Entries from a dataset:
================================
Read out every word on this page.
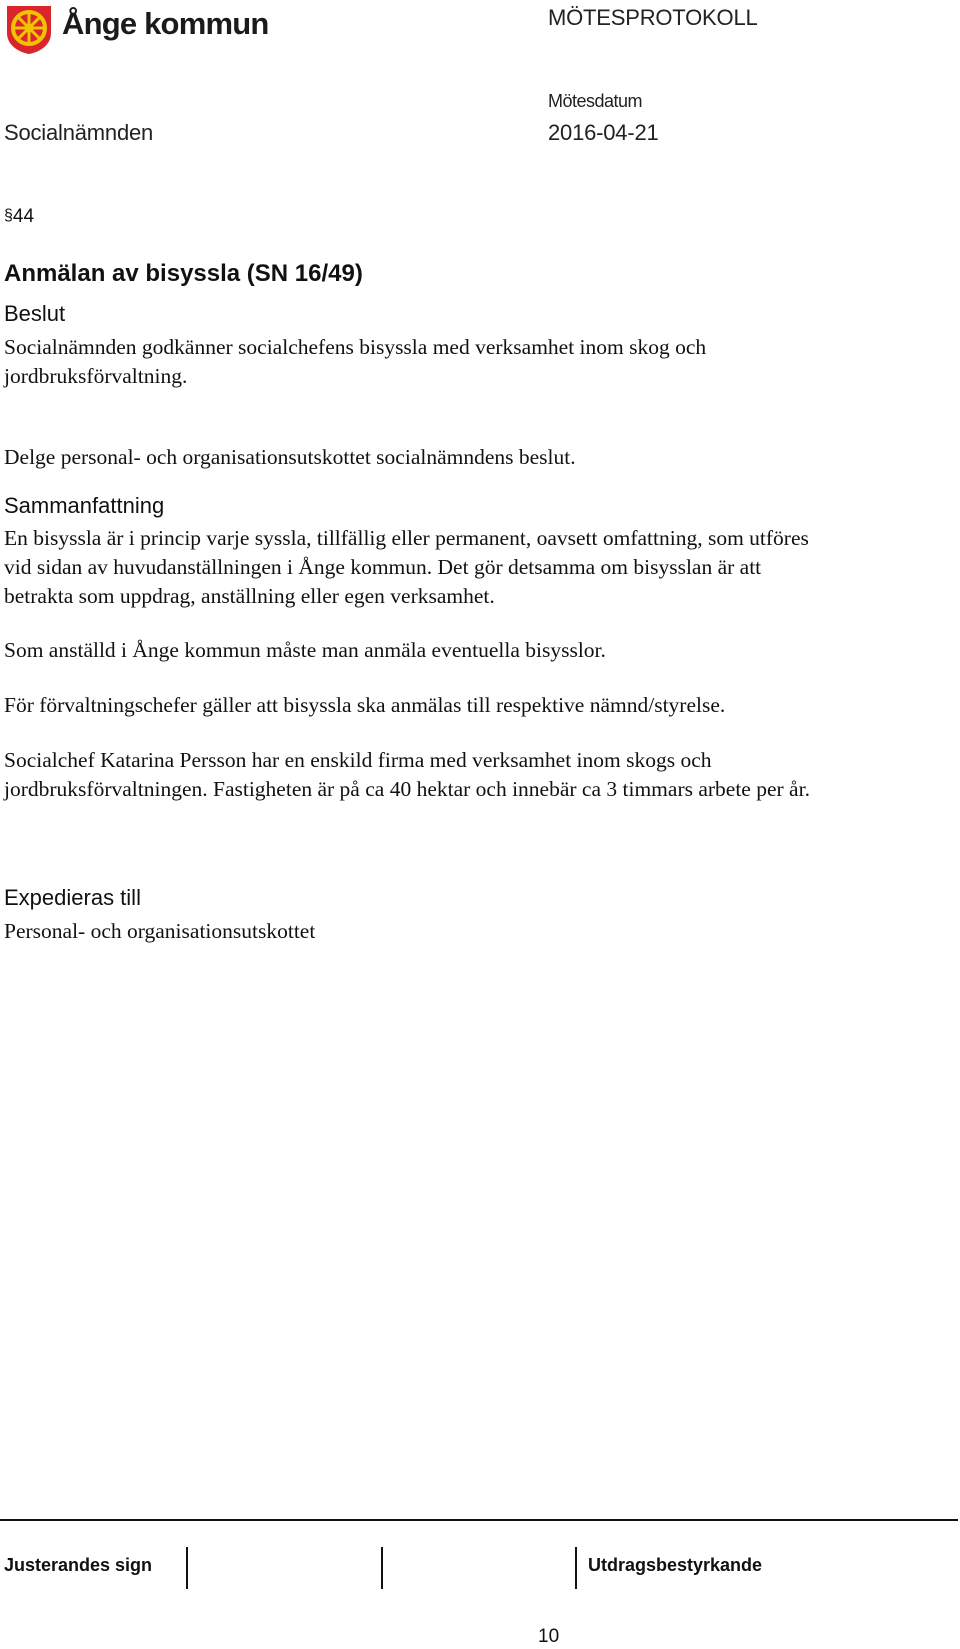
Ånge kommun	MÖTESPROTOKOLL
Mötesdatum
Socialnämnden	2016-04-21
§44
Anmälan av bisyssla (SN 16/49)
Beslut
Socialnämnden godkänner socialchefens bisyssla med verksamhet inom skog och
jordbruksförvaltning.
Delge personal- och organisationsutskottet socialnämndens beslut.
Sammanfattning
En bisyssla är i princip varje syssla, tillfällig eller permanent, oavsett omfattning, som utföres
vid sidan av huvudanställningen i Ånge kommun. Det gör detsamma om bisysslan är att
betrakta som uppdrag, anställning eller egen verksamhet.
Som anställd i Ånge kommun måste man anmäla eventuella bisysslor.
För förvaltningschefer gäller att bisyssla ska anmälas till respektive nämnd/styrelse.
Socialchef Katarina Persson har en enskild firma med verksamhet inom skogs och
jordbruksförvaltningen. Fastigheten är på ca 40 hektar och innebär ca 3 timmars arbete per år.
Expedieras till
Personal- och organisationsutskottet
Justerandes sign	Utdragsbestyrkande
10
================================
_Stated task_
Copy all of the entries verbatim, leaving out any pictures they contain.

_In response_
Read out every word on this page.
Ånge kommun	MÖTESPROTOKOLL
Mötesdatum
Socialnämnden	2016-04-21
§44
Anmälan av bisyssla (SN 16/49)
Beslut
Socialnämnden godkänner socialchefens bisyssla med verksamhet inom skog och
jordbruksförvaltning.
Delge personal- och organisationsutskottet socialnämndens beslut.
Sammanfattning
En bisyssla är i princip varje syssla, tillfällig eller permanent, oavsett omfattning, som utföres
vid sidan av huvudanställningen i Ånge kommun. Det gör detsamma om bisysslan är att
betrakta som uppdrag, anställning eller egen verksamhet.
Som anställd i Ånge kommun måste man anmäla eventuella bisysslor.
För förvaltningschefer gäller att bisyssla ska anmälas till respektive nämnd/styrelse.
Socialchef Katarina Persson har en enskild firma med verksamhet inom skogs och
jordbruksförvaltningen. Fastigheten är på ca 40 hektar och innebär ca 3 timmars arbete per år.
Expedieras till
Personal- och organisationsutskottet
Justerandes sign	Utdragsbestyrkande
10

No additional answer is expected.